▶ GIVEN INSTRUCTION
Reproduce the complete listing without any deviation.

▶ GIVEN RECORDS
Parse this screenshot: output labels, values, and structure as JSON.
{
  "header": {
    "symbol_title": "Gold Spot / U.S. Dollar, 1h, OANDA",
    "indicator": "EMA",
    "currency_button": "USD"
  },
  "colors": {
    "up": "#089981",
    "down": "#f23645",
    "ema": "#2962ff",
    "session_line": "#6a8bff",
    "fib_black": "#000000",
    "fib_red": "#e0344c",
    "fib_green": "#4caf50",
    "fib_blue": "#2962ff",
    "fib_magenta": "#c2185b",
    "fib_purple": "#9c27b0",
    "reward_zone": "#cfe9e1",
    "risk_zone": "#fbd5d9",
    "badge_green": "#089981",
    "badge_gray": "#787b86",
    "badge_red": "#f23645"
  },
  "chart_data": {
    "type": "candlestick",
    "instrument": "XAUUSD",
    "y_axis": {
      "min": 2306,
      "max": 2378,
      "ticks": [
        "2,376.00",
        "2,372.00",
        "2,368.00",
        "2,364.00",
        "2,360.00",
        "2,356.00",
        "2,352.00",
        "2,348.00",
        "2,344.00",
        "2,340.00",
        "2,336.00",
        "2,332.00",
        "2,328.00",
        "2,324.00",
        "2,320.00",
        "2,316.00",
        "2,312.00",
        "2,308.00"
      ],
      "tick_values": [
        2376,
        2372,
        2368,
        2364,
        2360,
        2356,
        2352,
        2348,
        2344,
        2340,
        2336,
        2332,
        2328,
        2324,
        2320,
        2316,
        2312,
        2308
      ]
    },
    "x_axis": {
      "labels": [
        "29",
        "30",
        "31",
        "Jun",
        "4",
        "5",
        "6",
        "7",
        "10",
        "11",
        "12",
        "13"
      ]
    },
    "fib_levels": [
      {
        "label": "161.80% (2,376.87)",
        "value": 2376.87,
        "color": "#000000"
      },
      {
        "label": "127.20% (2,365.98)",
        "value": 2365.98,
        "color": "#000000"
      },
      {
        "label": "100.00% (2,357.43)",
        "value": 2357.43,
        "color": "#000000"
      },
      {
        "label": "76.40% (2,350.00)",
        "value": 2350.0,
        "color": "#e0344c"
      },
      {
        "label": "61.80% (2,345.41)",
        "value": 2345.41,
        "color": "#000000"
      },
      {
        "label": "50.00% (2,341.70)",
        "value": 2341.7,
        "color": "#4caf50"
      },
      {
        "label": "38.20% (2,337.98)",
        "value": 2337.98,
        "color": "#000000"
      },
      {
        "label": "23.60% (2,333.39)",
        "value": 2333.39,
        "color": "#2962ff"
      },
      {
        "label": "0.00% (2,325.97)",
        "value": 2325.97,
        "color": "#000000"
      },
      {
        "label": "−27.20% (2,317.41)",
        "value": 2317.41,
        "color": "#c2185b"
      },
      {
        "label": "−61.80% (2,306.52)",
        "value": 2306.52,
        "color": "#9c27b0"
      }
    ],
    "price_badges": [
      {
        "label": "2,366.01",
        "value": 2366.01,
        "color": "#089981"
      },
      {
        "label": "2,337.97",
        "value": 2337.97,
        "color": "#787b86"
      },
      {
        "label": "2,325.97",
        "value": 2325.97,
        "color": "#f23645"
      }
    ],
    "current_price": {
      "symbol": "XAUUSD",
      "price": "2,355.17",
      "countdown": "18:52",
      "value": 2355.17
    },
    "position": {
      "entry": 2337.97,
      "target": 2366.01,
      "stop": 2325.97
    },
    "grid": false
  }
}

▶ OUTPUT OF THE EXERCISE
Parse this screenshot: output labels, values, and structure as JSON.
{
  "header": {
    "symbol_title": "Gold Spot / U.S. Dollar, 1h, OANDA",
    "indicator": "EMA",
    "currency_button": "USD"
  },
  "colors": {
    "up": "#089981",
    "down": "#f23645",
    "ema": "#2962ff",
    "session_line": "#6a8bff",
    "fib_black": "#000000",
    "fib_red": "#e0344c",
    "fib_green": "#4caf50",
    "fib_blue": "#2962ff",
    "fib_magenta": "#c2185b",
    "fib_purple": "#9c27b0",
    "reward_zone": "#cfe9e1",
    "risk_zone": "#fbd5d9",
    "badge_green": "#089981",
    "badge_gray": "#787b86",
    "badge_red": "#f23645"
  },
  "chart_data": {
    "type": "candlestick",
    "instrument": "XAUUSD",
    "y_axis": {
      "min": 2306,
      "max": 2378,
      "ticks": [
        "2,376.00",
        "2,372.00",
        "2,368.00",
        "2,364.00",
        "2,360.00",
        "2,356.00",
        "2,352.00",
        "2,348.00",
        "2,344.00",
        "2,340.00",
        "2,336.00",
        "2,332.00",
        "2,328.00",
        "2,324.00",
        "2,320.00",
        "2,316.00",
        "2,312.00",
        "2,308.00"
      ],
      "tick_values": [
        2376,
        2372,
        2368,
        2364,
        2360,
        2356,
        2352,
        2348,
        2344,
        2340,
        2336,
        2332,
        2328,
        2324,
        2320,
        2316,
        2312,
        2308
      ]
    },
    "x_axis": {
      "labels": [
        "29",
        "30",
        "31",
        "Jun",
        "4",
        "5",
        "6",
        "7",
        "10",
        "11",
        "12",
        "13"
      ]
    },
    "fib_levels": [
      {
        "label": "161.80% (2,376.87)",
        "value": 2376.87,
        "color": "#000000"
      },
      {
        "label": "127.20% (2,365.98)",
        "value": 2365.98,
        "color": "#000000"
      },
      {
        "label": "100.00% (2,357.43)",
        "value": 2357.43,
        "color": "#000000"
      },
      {
        "label": "76.40% (2,350.00)",
        "value": 2350.0,
        "color": "#e0344c"
      },
      {
        "label": "61.80% (2,345.41)",
        "value": 2345.41,
        "color": "#000000"
      },
      {
        "label": "50.00% (2,341.70)",
        "value": 2341.7,
        "color": "#4caf50"
      },
      {
        "label": "38.20% (2,337.98)",
        "value": 2337.98,
        "color": "#000000"
      },
      {
        "label": "23.60% (2,333.39)",
        "value": 2333.39,
        "color": "#2962ff"
      },
      {
        "label": "0.00% (2,325.97)",
        "value": 2325.97,
        "color": "#000000"
      },
      {
        "label": "−27.20% (2,317.41)",
        "value": 2317.41,
        "color": "#c2185b"
      },
      {
        "label": "−61.80% (2,306.52)",
        "value": 2306.52,
        "color": "#9c27b0"
      }
    ],
    "price_badges": [
      {
        "label": "2,366.01",
        "value": 2366.01,
        "color": "#089981"
      },
      {
        "label": "2,337.97",
        "value": 2337.97,
        "color": "#787b86"
      },
      {
        "label": "2,325.97",
        "value": 2325.97,
        "color": "#f23645"
      }
    ],
    "current_price": {
      "symbol": "XAUUSD",
      "price": "2,355.17",
      "countdown": "18:52",
      "value": 2355.17
    },
    "position": {
      "entry": 2337.97,
      "target": 2366.01,
      "stop": 2325.97
    },
    "grid": false
  }
}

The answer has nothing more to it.